= Work to do =
Without the pictures, repeat the listing character for character.

** Begin Records supplied **

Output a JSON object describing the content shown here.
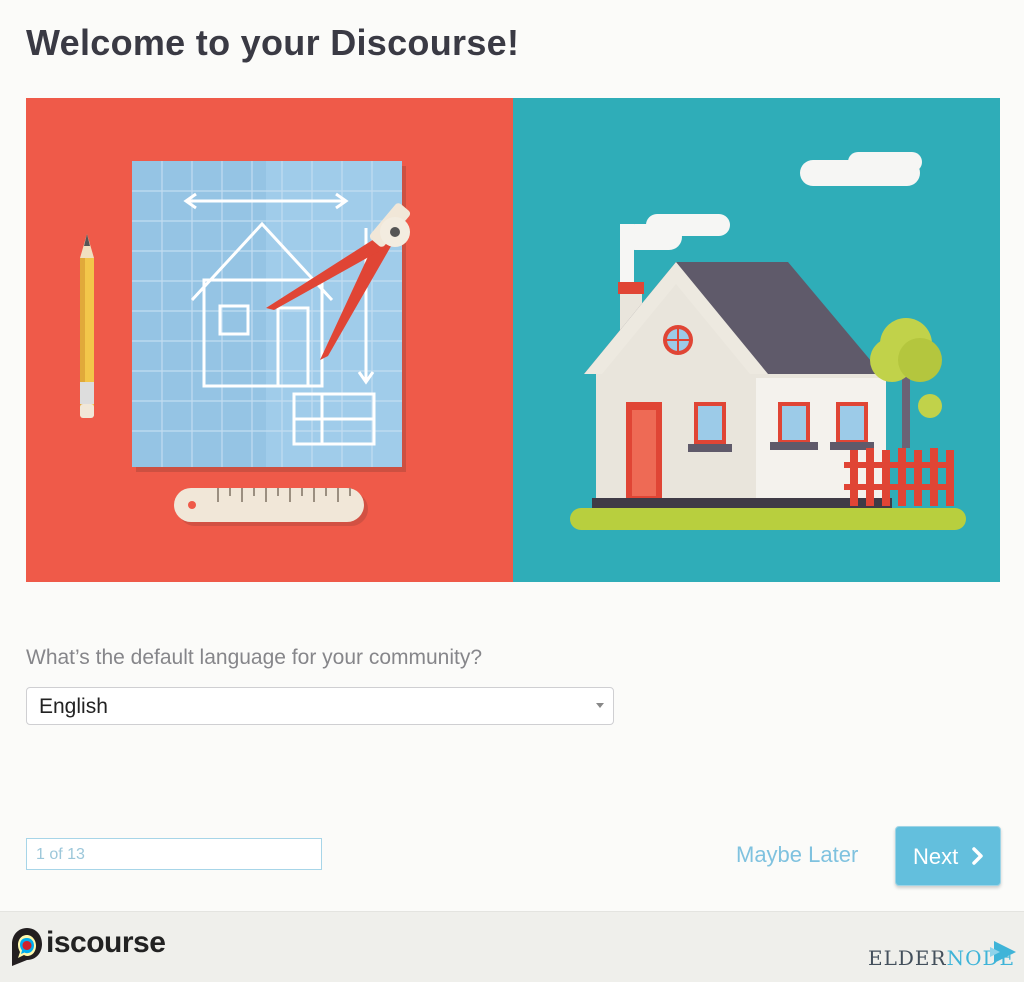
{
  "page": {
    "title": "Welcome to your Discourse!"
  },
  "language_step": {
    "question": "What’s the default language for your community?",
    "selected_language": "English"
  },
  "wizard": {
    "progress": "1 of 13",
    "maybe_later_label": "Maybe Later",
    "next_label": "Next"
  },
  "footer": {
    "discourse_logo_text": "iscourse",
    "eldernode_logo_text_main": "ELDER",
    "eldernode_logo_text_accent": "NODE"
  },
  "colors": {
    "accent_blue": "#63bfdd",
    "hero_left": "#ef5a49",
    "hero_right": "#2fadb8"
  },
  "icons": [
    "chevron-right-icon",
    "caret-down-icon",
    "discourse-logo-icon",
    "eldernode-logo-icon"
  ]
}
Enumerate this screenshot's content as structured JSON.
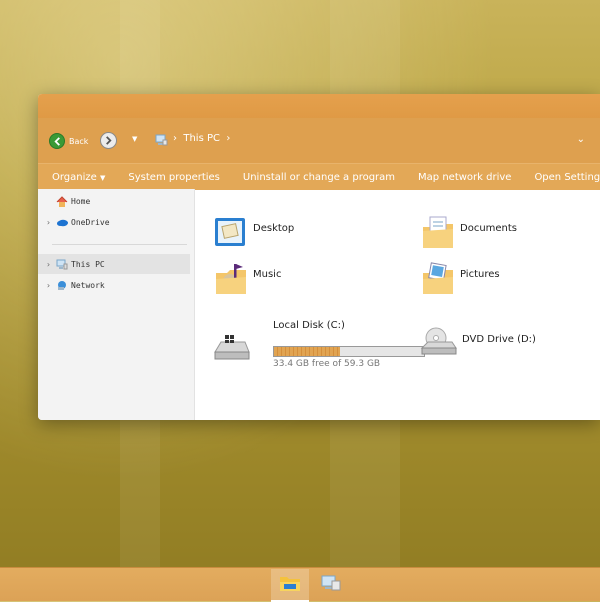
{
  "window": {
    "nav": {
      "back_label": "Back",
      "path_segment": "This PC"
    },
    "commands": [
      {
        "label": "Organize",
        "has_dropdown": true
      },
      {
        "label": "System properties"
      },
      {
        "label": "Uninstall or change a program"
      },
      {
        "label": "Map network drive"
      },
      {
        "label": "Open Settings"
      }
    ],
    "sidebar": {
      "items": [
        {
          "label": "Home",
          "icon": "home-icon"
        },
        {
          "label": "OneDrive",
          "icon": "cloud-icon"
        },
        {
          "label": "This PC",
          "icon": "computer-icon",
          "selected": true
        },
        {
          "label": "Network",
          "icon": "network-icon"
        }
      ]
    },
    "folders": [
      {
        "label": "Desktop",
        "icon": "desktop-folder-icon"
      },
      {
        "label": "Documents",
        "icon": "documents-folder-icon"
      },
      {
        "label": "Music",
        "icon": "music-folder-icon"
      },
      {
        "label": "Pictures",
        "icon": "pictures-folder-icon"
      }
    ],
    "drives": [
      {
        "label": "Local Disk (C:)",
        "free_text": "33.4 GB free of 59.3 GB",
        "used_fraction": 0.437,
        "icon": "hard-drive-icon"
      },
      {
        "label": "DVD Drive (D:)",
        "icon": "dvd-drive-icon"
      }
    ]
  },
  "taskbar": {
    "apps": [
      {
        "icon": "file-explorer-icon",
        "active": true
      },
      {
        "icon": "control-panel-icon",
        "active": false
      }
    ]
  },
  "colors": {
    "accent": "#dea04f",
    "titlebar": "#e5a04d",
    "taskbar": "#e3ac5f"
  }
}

** End Records supplied **

= The result =
Output a JSON object describing the content shown here.
{
  "page": {
    "title": "Welcome to your Discourse!"
  },
  "language_step": {
    "question": "What’s the default language for your community?",
    "selected_language": "English"
  },
  "wizard": {
    "progress": "1 of 13",
    "maybe_later_label": "Maybe Later",
    "next_label": "Next"
  },
  "footer": {
    "discourse_logo_text": "iscourse",
    "eldernode_logo_text_main": "ELDER",
    "eldernode_logo_text_accent": "NODE"
  },
  "colors": {
    "accent_blue": "#63bfdd",
    "hero_left": "#ef5a49",
    "hero_right": "#2fadb8"
  },
  "icons": [
    "chevron-right-icon",
    "caret-down-icon",
    "discourse-logo-icon",
    "eldernode-logo-icon"
  ]
}
Enumerate this screenshot's content as structured JSON.
{
  "window": {
    "nav": {
      "back_label": "Back",
      "path_segment": "This PC"
    },
    "commands": [
      {
        "label": "Organize",
        "has_dropdown": true
      },
      {
        "label": "System properties"
      },
      {
        "label": "Uninstall or change a program"
      },
      {
        "label": "Map network drive"
      },
      {
        "label": "Open Settings"
      }
    ],
    "sidebar": {
      "items": [
        {
          "label": "Home",
          "icon": "home-icon"
        },
        {
          "label": "OneDrive",
          "icon": "cloud-icon"
        },
        {
          "label": "This PC",
          "icon": "computer-icon",
          "selected": true
        },
        {
          "label": "Network",
          "icon": "network-icon"
        }
      ]
    },
    "folders": [
      {
        "label": "Desktop",
        "icon": "desktop-folder-icon"
      },
      {
        "label": "Documents",
        "icon": "documents-folder-icon"
      },
      {
        "label": "Music",
        "icon": "music-folder-icon"
      },
      {
        "label": "Pictures",
        "icon": "pictures-folder-icon"
      }
    ],
    "drives": [
      {
        "label": "Local Disk (C:)",
        "free_text": "33.4 GB free of 59.3 GB",
        "used_fraction": 0.437,
        "icon": "hard-drive-icon"
      },
      {
        "label": "DVD Drive (D:)",
        "icon": "dvd-drive-icon"
      }
    ]
  },
  "taskbar": {
    "apps": [
      {
        "icon": "file-explorer-icon",
        "active": true
      },
      {
        "icon": "control-panel-icon",
        "active": false
      }
    ]
  },
  "colors": {
    "accent": "#dea04f",
    "titlebar": "#e5a04d",
    "taskbar": "#e3ac5f"
  }
}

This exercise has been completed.